_THE EXERCISE_
Take each line that has the word "name" and return it.

## begin DATASET RECORDS

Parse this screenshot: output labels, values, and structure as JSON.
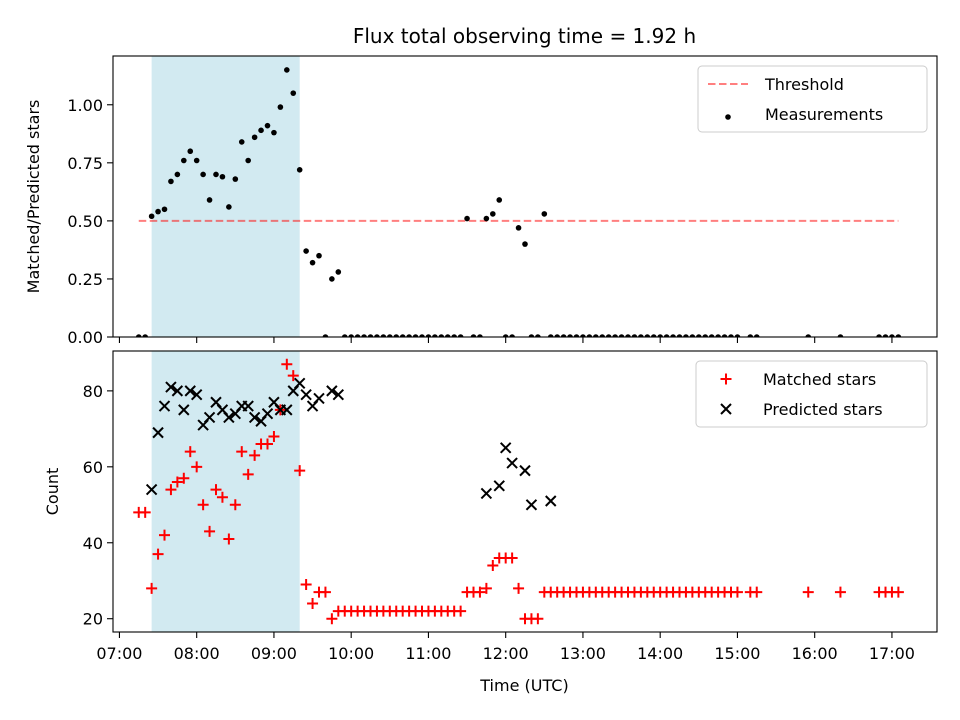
{
  "figure": {
    "title": "Flux total observing time = 1.92 h",
    "xlabel": "Time (UTC)"
  },
  "chart_data": [
    {
      "type": "scatter",
      "ylabel": "Matched/Predicted stars",
      "xlim": [
        "06:55",
        "17:35"
      ],
      "ylim": [
        0,
        1.21
      ],
      "yticks": [
        0.0,
        0.25,
        0.5,
        0.75,
        1.0
      ],
      "ytick_labels": [
        "0.00",
        "0.25",
        "0.50",
        "0.75",
        "1.00"
      ],
      "shaded_interval": [
        "07:25",
        "09:20"
      ],
      "shade_color": "#add8e6",
      "legend_position": "upper right",
      "threshold": {
        "name": "Threshold",
        "y": 0.5,
        "x_range": [
          "07:15",
          "17:05"
        ],
        "color": "#ff0000",
        "style": "dashed"
      },
      "series": [
        {
          "name": "Measurements",
          "color": "#000000",
          "marker": "dot",
          "x": [
            "07:15",
            "07:20",
            "07:25",
            "07:30",
            "07:35",
            "07:40",
            "07:45",
            "07:50",
            "07:55",
            "08:00",
            "08:05",
            "08:10",
            "08:15",
            "08:20",
            "08:25",
            "08:30",
            "08:35",
            "08:40",
            "08:45",
            "08:50",
            "08:55",
            "09:00",
            "09:05",
            "09:10",
            "09:15",
            "09:20",
            "09:25",
            "09:30",
            "09:35",
            "09:40",
            "09:45",
            "09:50",
            "09:55",
            "10:00",
            "10:05",
            "10:10",
            "10:15",
            "10:20",
            "10:25",
            "10:30",
            "10:35",
            "10:40",
            "10:45",
            "10:50",
            "10:55",
            "11:00",
            "11:05",
            "11:10",
            "11:15",
            "11:20",
            "11:25",
            "11:30",
            "11:35",
            "11:40",
            "11:45",
            "11:50",
            "11:55",
            "12:00",
            "12:05",
            "12:10",
            "12:15",
            "12:20",
            "12:25",
            "12:30",
            "12:35",
            "12:40",
            "12:45",
            "12:50",
            "12:55",
            "13:00",
            "13:05",
            "13:10",
            "13:15",
            "13:20",
            "13:25",
            "13:30",
            "13:35",
            "13:40",
            "13:45",
            "13:50",
            "13:55",
            "14:00",
            "14:05",
            "14:10",
            "14:15",
            "14:20",
            "14:25",
            "14:30",
            "14:35",
            "14:40",
            "14:45",
            "14:50",
            "14:55",
            "15:00",
            "15:10",
            "15:15",
            "15:55",
            "16:20",
            "16:50",
            "16:55",
            "17:00",
            "17:05"
          ],
          "y": [
            0.0,
            0.0,
            0.52,
            0.54,
            0.55,
            0.67,
            0.7,
            0.76,
            0.8,
            0.76,
            0.7,
            0.59,
            0.7,
            0.69,
            0.56,
            0.68,
            0.84,
            0.76,
            0.86,
            0.89,
            0.91,
            0.88,
            0.99,
            1.15,
            1.05,
            0.72,
            0.37,
            0.32,
            0.35,
            0.0,
            0.25,
            0.28,
            0.0,
            0.0,
            0.0,
            0.0,
            0.0,
            0.0,
            0.0,
            0.0,
            0.0,
            0.0,
            0.0,
            0.0,
            0.0,
            0.0,
            0.0,
            0.0,
            0.0,
            0.0,
            0.0,
            0.51,
            0.0,
            0.0,
            0.51,
            0.53,
            0.59,
            0.0,
            0.0,
            0.47,
            0.4,
            0.0,
            0.0,
            0.53,
            0.0,
            0.0,
            0.0,
            0.0,
            0.0,
            0.0,
            0.0,
            0.0,
            0.0,
            0.0,
            0.0,
            0.0,
            0.0,
            0.0,
            0.0,
            0.0,
            0.0,
            0.0,
            0.0,
            0.0,
            0.0,
            0.0,
            0.0,
            0.0,
            0.0,
            0.0,
            0.0,
            0.0,
            0.0,
            0.0,
            0.0,
            0.0,
            0.0,
            0.0,
            0.0,
            0.0,
            0.0,
            0.0
          ]
        }
      ]
    },
    {
      "type": "scatter",
      "ylabel": "Count",
      "xlim": [
        "06:55",
        "17:35"
      ],
      "ylim": [
        16.5,
        90.5
      ],
      "yticks": [
        20,
        40,
        60,
        80
      ],
      "ytick_labels": [
        "20",
        "40",
        "60",
        "80"
      ],
      "xticks": [
        "07:00",
        "08:00",
        "09:00",
        "10:00",
        "11:00",
        "12:00",
        "13:00",
        "14:00",
        "15:00",
        "16:00",
        "17:00"
      ],
      "shaded_interval": [
        "07:25",
        "09:20"
      ],
      "shade_color": "#add8e6",
      "legend_position": "upper right",
      "series": [
        {
          "name": "Matched stars",
          "color": "#ff0000",
          "marker": "plus",
          "x": [
            "07:15",
            "07:20",
            "07:25",
            "07:30",
            "07:35",
            "07:40",
            "07:45",
            "07:50",
            "07:55",
            "08:00",
            "08:05",
            "08:10",
            "08:15",
            "08:20",
            "08:25",
            "08:30",
            "08:35",
            "08:40",
            "08:45",
            "08:50",
            "08:55",
            "09:00",
            "09:05",
            "09:10",
            "09:15",
            "09:20",
            "09:25",
            "09:30",
            "09:35",
            "09:40",
            "09:45",
            "09:50",
            "09:55",
            "10:00",
            "10:05",
            "10:10",
            "10:15",
            "10:20",
            "10:25",
            "10:30",
            "10:35",
            "10:40",
            "10:45",
            "10:50",
            "10:55",
            "11:00",
            "11:05",
            "11:10",
            "11:15",
            "11:20",
            "11:25",
            "11:30",
            "11:35",
            "11:40",
            "11:45",
            "11:50",
            "11:55",
            "12:00",
            "12:05",
            "12:10",
            "12:15",
            "12:20",
            "12:25",
            "12:30",
            "12:35",
            "12:40",
            "12:45",
            "12:50",
            "12:55",
            "13:00",
            "13:05",
            "13:10",
            "13:15",
            "13:20",
            "13:25",
            "13:30",
            "13:35",
            "13:40",
            "13:45",
            "13:50",
            "13:55",
            "14:00",
            "14:05",
            "14:10",
            "14:15",
            "14:20",
            "14:25",
            "14:30",
            "14:35",
            "14:40",
            "14:45",
            "14:50",
            "14:55",
            "15:00",
            "15:10",
            "15:15",
            "15:55",
            "16:20",
            "16:50",
            "16:55",
            "17:00",
            "17:05"
          ],
          "y": [
            48,
            48,
            28,
            37,
            42,
            54,
            56,
            57,
            64,
            60,
            50,
            43,
            54,
            52,
            41,
            50,
            64,
            58,
            63,
            66,
            66,
            68,
            75,
            87,
            84,
            59,
            29,
            24,
            27,
            27,
            20,
            22,
            22,
            22,
            22,
            22,
            22,
            22,
            22,
            22,
            22,
            22,
            22,
            22,
            22,
            22,
            22,
            22,
            22,
            22,
            22,
            27,
            27,
            27,
            28,
            34,
            36,
            36,
            36,
            28,
            20,
            20,
            20,
            27,
            27,
            27,
            27,
            27,
            27,
            27,
            27,
            27,
            27,
            27,
            27,
            27,
            27,
            27,
            27,
            27,
            27,
            27,
            27,
            27,
            27,
            27,
            27,
            27,
            27,
            27,
            27,
            27,
            27,
            27,
            27,
            27,
            27,
            27,
            27,
            27,
            27,
            27
          ]
        },
        {
          "name": "Predicted stars",
          "color": "#000000",
          "marker": "x",
          "x": [
            "07:25",
            "07:30",
            "07:35",
            "07:40",
            "07:45",
            "07:50",
            "07:55",
            "08:00",
            "08:05",
            "08:10",
            "08:15",
            "08:20",
            "08:25",
            "08:30",
            "08:35",
            "08:40",
            "08:45",
            "08:50",
            "08:55",
            "09:00",
            "09:05",
            "09:10",
            "09:15",
            "09:20",
            "09:25",
            "09:30",
            "09:35",
            "09:45",
            "09:50",
            "11:45",
            "11:55",
            "12:00",
            "12:05",
            "12:15",
            "12:20",
            "12:35"
          ],
          "y": [
            54,
            69,
            76,
            81,
            80,
            75,
            80,
            79,
            71,
            73,
            77,
            75,
            73,
            74,
            76,
            76,
            73,
            72,
            74,
            77,
            75,
            75,
            80,
            82,
            79,
            76,
            78,
            80,
            79,
            53,
            55,
            65,
            61,
            59,
            50,
            51
          ]
        }
      ]
    }
  ]
}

## end DATASET RECORDS

_ANSWER FOR THIS EXERCISE_
        "name": "Threshold",
          "name": "Measurements",
          "name": "Matched stars",
          "name": "Predicted stars",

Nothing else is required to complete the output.